■ **YOUR GOAL**
Reproduce each line exactly.

┌──

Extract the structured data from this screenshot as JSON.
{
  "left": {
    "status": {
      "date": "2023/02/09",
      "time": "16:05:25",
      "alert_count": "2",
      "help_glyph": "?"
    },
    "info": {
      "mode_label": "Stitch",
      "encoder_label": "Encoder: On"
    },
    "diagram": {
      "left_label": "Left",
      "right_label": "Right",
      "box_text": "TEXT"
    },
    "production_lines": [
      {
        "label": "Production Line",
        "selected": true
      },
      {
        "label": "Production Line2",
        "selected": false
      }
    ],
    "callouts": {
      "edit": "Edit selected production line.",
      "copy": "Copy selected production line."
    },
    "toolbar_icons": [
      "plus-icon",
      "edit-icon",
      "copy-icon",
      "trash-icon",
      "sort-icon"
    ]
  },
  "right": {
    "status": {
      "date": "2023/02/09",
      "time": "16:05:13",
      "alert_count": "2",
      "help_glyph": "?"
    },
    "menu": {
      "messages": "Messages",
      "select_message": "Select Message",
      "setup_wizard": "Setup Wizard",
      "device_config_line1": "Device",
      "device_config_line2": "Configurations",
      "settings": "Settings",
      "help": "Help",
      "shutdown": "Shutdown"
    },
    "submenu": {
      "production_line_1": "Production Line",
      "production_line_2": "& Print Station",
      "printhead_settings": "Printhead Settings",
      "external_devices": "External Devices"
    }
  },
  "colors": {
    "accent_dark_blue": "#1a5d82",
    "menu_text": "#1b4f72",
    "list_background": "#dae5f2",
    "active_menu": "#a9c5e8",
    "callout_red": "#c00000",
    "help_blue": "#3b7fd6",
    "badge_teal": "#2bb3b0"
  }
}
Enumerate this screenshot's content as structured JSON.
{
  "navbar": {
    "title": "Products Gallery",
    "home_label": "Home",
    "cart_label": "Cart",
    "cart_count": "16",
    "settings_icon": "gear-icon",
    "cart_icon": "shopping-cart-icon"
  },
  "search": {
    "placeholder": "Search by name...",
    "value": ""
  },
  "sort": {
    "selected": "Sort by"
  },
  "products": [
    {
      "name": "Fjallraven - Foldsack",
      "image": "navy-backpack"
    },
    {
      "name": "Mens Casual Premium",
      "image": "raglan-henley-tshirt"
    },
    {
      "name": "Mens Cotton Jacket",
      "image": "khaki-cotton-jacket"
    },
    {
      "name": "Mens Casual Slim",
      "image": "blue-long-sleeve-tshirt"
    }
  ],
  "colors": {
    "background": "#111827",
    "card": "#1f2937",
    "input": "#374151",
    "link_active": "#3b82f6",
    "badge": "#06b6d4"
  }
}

└──

■ **EXERCISE OUTPUT**
Extract the structured data from this screenshot as JSON.
{
  "left": {
    "status": {
      "date": "2023/02/09",
      "time": "16:05:25",
      "alert_count": "2",
      "help_glyph": "?"
    },
    "info": {
      "mode_label": "Stitch",
      "encoder_label": "Encoder: On"
    },
    "diagram": {
      "left_label": "Left",
      "right_label": "Right",
      "box_text": "TEXT"
    },
    "production_lines": [
      {
        "label": "Production Line",
        "selected": true
      },
      {
        "label": "Production Line2",
        "selected": false
      }
    ],
    "callouts": {
      "edit": "Edit selected production line.",
      "copy": "Copy selected production line."
    },
    "toolbar_icons": [
      "plus-icon",
      "edit-icon",
      "copy-icon",
      "trash-icon",
      "sort-icon"
    ]
  },
  "right": {
    "status": {
      "date": "2023/02/09",
      "time": "16:05:13",
      "alert_count": "2",
      "help_glyph": "?"
    },
    "menu": {
      "messages": "Messages",
      "select_message": "Select Message",
      "setup_wizard": "Setup Wizard",
      "device_config_line1": "Device",
      "device_config_line2": "Configurations",
      "settings": "Settings",
      "help": "Help",
      "shutdown": "Shutdown"
    },
    "submenu": {
      "production_line_1": "Production Line",
      "production_line_2": "& Print Station",
      "printhead_settings": "Printhead Settings",
      "external_devices": "External Devices"
    }
  },
  "colors": {
    "accent_dark_blue": "#1a5d82",
    "menu_text": "#1b4f72",
    "list_background": "#dae5f2",
    "active_menu": "#a9c5e8",
    "callout_red": "#c00000",
    "help_blue": "#3b7fd6",
    "badge_teal": "#2bb3b0"
  }
}
Enumerate this screenshot's content as structured JSON.
{
  "navbar": {
    "title": "Products Gallery",
    "home_label": "Home",
    "cart_label": "Cart",
    "cart_count": "16",
    "settings_icon": "gear-icon",
    "cart_icon": "shopping-cart-icon"
  },
  "search": {
    "placeholder": "Search by name...",
    "value": ""
  },
  "sort": {
    "selected": "Sort by"
  },
  "products": [
    {
      "name": "Fjallraven - Foldsack",
      "image": "navy-backpack"
    },
    {
      "name": "Mens Casual Premium",
      "image": "raglan-henley-tshirt"
    },
    {
      "name": "Mens Cotton Jacket",
      "image": "khaki-cotton-jacket"
    },
    {
      "name": "Mens Casual Slim",
      "image": "blue-long-sleeve-tshirt"
    }
  ],
  "colors": {
    "background": "#111827",
    "card": "#1f2937",
    "input": "#374151",
    "link_active": "#3b82f6",
    "badge": "#06b6d4"
  }
}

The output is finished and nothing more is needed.